>> START Stored rows

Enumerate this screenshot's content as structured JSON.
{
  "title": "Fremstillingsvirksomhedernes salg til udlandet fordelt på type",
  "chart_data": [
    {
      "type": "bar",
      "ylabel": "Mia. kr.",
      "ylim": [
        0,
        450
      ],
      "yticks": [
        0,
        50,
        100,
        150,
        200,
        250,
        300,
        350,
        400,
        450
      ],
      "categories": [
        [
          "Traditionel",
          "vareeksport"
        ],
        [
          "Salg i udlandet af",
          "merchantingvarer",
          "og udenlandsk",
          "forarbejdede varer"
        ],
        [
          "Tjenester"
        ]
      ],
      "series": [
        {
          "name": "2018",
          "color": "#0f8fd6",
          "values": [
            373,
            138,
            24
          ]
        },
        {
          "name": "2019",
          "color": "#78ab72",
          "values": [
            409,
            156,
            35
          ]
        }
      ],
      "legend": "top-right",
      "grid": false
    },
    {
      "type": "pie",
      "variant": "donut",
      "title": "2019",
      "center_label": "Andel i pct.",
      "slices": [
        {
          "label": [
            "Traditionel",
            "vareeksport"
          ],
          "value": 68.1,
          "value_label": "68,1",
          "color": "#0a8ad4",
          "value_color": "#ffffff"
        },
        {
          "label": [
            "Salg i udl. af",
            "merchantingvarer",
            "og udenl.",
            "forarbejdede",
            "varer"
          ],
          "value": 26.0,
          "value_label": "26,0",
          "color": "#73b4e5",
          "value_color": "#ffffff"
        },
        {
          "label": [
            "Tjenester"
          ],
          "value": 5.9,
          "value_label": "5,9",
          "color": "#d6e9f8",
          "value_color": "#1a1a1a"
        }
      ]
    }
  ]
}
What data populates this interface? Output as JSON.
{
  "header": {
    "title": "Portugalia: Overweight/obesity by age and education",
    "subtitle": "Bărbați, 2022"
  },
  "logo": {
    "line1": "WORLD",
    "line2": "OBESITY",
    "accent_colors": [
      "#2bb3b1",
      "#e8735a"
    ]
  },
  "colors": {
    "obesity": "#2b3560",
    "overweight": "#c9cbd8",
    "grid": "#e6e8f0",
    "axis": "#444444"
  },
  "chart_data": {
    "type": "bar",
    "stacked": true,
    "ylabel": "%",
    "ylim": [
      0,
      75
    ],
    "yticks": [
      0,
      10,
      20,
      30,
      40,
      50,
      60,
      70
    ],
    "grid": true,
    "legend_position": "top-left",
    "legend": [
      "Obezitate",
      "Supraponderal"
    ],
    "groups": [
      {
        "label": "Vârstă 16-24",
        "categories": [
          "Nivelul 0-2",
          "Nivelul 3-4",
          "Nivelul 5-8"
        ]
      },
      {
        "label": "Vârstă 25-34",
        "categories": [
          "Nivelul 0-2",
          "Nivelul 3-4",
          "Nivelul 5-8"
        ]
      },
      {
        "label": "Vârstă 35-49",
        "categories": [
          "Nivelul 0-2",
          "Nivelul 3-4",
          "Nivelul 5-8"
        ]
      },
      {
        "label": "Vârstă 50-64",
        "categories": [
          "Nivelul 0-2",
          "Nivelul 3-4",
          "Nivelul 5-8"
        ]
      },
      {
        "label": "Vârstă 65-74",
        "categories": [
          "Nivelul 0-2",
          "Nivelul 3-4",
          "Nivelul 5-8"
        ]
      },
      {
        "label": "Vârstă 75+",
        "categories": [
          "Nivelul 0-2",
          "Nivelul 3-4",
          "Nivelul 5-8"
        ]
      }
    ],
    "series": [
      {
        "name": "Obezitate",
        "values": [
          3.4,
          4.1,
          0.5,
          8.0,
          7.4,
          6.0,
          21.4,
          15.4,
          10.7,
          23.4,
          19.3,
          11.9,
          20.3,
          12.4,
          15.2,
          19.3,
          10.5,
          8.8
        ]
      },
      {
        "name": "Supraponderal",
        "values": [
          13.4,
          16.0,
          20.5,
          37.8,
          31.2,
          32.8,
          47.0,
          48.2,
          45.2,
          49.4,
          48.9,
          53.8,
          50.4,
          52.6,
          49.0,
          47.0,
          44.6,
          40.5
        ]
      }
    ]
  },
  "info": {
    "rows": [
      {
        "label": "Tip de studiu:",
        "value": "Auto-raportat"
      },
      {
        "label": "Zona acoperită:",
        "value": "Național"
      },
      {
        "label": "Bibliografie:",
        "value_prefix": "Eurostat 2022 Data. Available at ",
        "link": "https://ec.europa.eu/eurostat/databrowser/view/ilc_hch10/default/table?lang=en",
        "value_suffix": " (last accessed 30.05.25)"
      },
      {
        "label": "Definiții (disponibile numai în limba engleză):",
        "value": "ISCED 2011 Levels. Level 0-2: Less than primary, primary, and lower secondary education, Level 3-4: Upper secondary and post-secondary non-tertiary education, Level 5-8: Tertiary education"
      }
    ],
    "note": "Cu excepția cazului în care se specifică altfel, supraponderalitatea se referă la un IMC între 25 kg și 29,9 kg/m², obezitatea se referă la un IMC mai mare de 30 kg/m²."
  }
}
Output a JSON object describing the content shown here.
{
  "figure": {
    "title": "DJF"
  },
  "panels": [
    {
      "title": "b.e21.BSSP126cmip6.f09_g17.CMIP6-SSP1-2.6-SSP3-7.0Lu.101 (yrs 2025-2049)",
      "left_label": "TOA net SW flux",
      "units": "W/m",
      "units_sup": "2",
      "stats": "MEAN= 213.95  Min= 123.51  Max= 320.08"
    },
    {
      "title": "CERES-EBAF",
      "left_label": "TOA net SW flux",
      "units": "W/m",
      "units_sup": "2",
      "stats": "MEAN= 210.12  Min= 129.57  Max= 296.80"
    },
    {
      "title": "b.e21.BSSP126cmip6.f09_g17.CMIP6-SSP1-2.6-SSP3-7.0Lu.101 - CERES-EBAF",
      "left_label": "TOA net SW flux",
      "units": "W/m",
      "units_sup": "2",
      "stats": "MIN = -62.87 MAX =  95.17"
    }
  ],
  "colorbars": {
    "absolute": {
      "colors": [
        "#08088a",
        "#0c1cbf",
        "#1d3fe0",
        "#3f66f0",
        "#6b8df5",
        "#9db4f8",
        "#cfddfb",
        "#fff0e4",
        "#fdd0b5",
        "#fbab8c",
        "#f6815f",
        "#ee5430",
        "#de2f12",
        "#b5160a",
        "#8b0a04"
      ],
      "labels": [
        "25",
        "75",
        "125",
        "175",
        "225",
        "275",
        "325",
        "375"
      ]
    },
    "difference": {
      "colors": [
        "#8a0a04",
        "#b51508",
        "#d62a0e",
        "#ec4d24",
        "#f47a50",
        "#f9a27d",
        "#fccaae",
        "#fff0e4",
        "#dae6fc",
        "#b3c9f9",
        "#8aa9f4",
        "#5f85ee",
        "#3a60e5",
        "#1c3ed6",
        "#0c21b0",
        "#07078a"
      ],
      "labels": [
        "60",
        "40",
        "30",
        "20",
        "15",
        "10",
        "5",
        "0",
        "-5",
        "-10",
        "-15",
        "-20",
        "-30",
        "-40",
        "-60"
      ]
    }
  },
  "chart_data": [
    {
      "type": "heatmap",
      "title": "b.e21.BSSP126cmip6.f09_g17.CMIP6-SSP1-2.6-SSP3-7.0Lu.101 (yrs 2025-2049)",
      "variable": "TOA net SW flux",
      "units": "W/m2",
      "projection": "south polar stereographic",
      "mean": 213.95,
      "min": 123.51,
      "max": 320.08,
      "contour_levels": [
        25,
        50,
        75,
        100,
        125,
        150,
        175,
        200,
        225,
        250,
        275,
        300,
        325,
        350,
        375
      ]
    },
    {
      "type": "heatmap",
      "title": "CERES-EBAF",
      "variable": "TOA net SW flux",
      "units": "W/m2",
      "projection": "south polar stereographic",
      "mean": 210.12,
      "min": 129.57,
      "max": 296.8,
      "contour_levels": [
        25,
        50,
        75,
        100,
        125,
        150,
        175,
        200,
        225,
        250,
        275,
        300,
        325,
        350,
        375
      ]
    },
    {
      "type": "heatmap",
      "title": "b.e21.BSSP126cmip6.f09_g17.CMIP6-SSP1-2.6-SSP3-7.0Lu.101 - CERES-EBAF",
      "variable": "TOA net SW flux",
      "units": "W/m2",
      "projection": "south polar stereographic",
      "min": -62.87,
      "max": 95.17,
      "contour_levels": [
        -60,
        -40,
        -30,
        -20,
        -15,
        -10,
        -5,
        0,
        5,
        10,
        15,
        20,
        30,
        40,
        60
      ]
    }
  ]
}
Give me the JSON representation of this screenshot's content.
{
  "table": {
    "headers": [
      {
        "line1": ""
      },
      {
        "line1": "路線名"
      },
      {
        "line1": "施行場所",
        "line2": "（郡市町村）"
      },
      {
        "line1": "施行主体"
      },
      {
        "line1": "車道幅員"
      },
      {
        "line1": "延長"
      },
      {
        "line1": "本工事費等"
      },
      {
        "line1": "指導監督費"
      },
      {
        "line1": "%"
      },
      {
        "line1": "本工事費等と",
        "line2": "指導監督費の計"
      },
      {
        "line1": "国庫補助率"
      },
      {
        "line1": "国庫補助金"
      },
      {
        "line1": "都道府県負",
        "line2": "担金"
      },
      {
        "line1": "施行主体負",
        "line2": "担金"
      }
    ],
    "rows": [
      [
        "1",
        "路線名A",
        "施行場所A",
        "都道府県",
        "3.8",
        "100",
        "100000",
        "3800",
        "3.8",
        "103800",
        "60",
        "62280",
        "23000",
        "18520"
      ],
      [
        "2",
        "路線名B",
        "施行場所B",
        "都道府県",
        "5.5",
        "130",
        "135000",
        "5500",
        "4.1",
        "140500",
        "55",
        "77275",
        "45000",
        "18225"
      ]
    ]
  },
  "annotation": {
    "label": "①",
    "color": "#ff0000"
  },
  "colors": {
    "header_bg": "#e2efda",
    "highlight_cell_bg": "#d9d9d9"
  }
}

>> END Stored rows

__Stated problem__
Tell how many lines of the data include the word "type", and nothing else.

__Exercise result__
7